Aim of the exercise –
Copy every line that mentions the word "Mines".

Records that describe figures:

————————

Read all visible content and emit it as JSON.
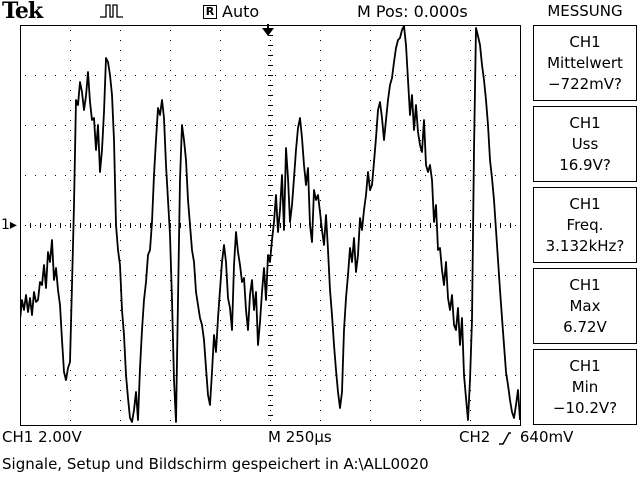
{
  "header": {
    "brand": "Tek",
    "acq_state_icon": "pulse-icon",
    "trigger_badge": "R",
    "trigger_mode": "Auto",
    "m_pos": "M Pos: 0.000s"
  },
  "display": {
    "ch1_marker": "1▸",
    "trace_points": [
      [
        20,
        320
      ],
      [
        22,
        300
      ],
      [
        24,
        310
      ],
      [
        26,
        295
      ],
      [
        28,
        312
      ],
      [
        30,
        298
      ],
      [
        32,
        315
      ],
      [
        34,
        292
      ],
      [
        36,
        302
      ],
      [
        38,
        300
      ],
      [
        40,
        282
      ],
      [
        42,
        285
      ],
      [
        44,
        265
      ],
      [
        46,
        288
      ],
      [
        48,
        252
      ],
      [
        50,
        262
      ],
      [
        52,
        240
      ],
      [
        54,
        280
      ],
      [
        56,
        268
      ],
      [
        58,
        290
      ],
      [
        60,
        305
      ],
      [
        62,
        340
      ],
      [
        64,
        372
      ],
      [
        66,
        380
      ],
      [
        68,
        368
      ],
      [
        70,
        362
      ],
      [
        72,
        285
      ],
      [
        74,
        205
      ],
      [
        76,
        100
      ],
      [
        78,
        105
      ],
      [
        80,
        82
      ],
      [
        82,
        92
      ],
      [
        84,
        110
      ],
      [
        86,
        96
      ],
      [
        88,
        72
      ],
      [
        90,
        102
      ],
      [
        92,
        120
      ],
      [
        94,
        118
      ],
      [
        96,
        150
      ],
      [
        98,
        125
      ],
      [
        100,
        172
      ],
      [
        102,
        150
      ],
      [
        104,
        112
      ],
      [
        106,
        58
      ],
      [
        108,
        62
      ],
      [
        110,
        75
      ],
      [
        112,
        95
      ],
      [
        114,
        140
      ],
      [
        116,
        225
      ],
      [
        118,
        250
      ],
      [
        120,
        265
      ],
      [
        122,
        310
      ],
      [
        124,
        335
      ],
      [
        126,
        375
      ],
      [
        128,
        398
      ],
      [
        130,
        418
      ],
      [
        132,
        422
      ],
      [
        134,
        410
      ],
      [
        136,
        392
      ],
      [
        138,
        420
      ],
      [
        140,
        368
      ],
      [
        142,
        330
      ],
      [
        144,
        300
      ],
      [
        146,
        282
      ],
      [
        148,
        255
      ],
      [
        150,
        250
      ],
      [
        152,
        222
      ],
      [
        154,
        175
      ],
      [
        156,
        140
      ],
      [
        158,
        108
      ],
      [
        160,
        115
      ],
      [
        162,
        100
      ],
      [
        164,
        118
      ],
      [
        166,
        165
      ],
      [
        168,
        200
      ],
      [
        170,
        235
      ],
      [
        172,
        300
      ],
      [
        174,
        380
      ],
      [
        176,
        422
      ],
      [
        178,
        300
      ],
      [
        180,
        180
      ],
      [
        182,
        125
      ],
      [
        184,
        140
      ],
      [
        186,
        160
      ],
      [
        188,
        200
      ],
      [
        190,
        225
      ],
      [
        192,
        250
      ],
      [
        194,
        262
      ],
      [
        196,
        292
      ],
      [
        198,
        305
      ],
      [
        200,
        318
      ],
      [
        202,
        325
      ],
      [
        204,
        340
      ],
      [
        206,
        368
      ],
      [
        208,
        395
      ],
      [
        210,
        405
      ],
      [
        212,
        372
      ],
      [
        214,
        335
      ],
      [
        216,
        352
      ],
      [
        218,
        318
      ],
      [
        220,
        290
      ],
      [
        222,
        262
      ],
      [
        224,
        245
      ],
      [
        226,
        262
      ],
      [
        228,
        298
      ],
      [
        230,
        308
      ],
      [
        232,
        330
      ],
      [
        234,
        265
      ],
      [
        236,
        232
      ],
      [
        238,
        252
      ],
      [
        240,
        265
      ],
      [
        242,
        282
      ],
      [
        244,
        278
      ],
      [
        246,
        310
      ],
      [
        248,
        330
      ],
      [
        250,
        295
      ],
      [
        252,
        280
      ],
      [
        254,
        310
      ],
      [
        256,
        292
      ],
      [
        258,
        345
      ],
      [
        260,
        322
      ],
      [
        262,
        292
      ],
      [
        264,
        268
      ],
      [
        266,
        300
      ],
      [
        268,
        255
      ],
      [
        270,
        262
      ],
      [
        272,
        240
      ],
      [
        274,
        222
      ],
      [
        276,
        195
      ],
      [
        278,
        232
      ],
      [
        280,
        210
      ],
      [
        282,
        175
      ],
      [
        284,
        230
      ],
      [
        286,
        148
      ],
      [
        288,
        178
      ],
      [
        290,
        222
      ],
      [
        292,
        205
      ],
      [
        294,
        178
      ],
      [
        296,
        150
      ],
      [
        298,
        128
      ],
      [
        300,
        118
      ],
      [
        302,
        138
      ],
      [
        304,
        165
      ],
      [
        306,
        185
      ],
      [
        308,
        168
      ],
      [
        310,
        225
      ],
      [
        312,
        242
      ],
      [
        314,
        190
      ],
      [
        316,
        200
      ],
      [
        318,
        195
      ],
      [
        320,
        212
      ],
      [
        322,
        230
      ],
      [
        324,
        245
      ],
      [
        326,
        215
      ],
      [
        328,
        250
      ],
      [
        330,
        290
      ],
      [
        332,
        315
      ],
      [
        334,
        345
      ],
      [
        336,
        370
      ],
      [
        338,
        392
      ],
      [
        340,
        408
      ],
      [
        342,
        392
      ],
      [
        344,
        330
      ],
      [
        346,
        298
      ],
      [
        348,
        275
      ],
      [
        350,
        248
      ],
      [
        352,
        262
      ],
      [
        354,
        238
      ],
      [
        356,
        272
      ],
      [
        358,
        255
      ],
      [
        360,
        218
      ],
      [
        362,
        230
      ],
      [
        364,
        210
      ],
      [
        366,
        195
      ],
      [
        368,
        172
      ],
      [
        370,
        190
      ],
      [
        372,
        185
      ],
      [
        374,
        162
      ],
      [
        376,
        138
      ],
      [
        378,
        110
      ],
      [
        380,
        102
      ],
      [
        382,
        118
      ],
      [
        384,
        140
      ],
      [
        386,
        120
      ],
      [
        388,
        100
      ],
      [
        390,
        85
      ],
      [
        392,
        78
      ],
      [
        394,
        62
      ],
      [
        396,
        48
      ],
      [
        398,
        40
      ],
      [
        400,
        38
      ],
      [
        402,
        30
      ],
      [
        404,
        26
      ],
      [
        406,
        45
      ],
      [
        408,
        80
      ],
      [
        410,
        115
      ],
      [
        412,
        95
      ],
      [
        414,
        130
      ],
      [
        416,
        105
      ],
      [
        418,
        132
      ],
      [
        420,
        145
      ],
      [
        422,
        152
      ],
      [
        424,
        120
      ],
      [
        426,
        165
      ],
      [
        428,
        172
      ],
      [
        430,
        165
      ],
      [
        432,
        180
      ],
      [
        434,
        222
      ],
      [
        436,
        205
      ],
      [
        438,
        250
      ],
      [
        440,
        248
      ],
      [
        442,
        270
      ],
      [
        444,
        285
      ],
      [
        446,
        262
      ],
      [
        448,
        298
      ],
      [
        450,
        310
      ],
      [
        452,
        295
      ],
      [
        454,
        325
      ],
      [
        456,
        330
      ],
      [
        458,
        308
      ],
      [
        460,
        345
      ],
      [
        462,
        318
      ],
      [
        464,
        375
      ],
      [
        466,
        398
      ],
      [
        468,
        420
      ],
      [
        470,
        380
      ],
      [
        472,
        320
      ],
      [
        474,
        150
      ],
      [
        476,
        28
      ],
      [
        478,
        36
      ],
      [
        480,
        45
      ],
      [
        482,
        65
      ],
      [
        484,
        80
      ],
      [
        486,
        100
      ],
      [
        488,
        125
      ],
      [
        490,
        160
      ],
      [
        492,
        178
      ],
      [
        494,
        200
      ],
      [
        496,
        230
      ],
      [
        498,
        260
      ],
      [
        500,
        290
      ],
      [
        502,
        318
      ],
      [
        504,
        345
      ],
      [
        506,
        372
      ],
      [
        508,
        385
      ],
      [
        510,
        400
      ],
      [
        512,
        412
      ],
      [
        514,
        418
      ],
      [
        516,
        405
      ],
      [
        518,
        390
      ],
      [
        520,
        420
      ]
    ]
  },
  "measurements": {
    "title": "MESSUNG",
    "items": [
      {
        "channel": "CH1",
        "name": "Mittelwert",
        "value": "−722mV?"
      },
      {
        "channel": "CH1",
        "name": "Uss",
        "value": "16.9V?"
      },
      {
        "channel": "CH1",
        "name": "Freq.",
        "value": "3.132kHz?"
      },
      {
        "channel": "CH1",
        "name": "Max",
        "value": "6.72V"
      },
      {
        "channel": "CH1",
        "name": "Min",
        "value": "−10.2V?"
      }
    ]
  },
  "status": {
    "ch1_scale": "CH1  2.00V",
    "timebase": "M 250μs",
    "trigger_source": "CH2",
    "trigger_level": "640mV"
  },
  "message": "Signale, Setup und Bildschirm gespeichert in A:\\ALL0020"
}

————————

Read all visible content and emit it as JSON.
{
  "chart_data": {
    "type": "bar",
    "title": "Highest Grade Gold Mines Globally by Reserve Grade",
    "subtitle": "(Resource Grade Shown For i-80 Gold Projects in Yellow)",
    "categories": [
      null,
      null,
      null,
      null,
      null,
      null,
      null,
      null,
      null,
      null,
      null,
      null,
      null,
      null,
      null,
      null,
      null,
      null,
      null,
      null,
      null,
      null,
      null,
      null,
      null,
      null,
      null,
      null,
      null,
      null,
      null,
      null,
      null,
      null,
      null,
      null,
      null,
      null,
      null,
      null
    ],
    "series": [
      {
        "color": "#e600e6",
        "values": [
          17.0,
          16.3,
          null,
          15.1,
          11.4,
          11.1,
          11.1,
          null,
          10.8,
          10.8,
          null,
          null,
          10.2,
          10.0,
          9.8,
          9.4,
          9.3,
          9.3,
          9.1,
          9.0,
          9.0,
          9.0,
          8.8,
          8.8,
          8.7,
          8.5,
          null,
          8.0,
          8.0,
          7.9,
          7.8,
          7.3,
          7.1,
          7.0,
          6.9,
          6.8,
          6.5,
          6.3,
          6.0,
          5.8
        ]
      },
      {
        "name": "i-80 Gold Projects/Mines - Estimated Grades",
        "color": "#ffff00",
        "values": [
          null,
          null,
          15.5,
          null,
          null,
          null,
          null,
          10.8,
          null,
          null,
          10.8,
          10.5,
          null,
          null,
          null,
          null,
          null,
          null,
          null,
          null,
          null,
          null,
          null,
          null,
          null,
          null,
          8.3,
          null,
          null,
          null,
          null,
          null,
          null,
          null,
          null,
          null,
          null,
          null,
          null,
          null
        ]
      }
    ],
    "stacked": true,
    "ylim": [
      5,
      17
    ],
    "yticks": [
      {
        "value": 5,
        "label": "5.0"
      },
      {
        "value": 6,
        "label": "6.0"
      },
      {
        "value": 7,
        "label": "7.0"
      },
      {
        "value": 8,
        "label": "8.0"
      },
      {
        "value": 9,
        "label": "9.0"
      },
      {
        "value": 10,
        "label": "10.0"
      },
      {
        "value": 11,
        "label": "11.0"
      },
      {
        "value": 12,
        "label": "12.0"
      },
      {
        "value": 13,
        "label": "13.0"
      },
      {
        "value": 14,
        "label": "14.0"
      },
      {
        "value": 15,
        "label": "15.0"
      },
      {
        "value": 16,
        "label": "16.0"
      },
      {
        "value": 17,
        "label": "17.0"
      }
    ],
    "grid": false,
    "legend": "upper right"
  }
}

————————

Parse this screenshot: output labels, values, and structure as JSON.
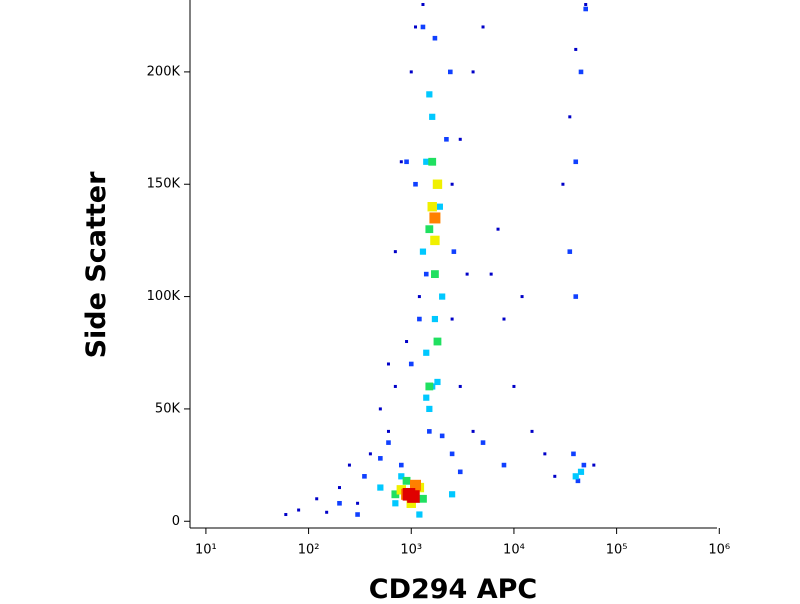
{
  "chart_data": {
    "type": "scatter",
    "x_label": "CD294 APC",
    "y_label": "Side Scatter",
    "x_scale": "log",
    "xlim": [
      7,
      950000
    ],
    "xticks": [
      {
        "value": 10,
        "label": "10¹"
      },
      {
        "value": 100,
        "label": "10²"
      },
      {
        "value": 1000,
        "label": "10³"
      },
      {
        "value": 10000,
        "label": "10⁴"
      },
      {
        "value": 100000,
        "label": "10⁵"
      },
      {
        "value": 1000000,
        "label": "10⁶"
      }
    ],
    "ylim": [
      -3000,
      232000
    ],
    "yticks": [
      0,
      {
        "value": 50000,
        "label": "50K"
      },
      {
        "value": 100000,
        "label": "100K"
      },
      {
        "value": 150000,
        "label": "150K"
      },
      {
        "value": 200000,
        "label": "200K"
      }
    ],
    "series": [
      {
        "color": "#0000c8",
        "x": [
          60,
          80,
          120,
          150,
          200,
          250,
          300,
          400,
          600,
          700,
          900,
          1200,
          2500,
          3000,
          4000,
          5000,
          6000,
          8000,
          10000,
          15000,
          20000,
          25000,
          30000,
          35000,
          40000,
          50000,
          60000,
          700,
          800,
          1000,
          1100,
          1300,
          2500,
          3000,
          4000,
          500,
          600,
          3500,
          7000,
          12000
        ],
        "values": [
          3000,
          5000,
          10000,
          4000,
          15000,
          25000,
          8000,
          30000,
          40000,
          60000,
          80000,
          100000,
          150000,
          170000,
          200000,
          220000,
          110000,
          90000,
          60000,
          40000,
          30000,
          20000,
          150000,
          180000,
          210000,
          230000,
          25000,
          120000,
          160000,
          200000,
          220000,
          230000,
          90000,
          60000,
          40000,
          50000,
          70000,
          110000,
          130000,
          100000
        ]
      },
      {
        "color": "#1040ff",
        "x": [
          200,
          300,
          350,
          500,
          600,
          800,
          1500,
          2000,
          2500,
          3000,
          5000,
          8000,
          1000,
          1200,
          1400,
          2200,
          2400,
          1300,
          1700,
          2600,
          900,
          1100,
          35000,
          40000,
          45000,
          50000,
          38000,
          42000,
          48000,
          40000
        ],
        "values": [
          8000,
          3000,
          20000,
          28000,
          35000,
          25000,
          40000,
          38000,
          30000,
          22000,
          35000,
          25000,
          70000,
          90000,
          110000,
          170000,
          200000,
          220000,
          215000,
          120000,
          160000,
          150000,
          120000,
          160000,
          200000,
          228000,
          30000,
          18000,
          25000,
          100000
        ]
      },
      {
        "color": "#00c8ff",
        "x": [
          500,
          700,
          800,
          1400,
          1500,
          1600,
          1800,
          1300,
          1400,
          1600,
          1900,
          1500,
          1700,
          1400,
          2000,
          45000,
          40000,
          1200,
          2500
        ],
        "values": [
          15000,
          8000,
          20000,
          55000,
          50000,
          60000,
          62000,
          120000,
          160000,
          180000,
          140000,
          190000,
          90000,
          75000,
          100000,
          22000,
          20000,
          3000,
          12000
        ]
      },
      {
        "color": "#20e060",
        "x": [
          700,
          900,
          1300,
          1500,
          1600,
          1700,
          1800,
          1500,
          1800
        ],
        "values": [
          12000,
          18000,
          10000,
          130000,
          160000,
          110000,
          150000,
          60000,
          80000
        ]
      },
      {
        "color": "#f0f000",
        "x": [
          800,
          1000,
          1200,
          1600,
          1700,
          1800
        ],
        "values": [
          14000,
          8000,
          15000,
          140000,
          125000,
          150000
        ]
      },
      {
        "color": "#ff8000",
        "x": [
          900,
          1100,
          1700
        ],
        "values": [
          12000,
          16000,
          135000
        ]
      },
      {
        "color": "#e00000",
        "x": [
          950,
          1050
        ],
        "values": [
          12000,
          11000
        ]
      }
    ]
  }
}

————————

Solution to this exercise –
    "title": "Highest Grade Gold Mines Globally by Reserve Grade",
        "name": "i-80 Gold Projects/Mines - Estimated Grades",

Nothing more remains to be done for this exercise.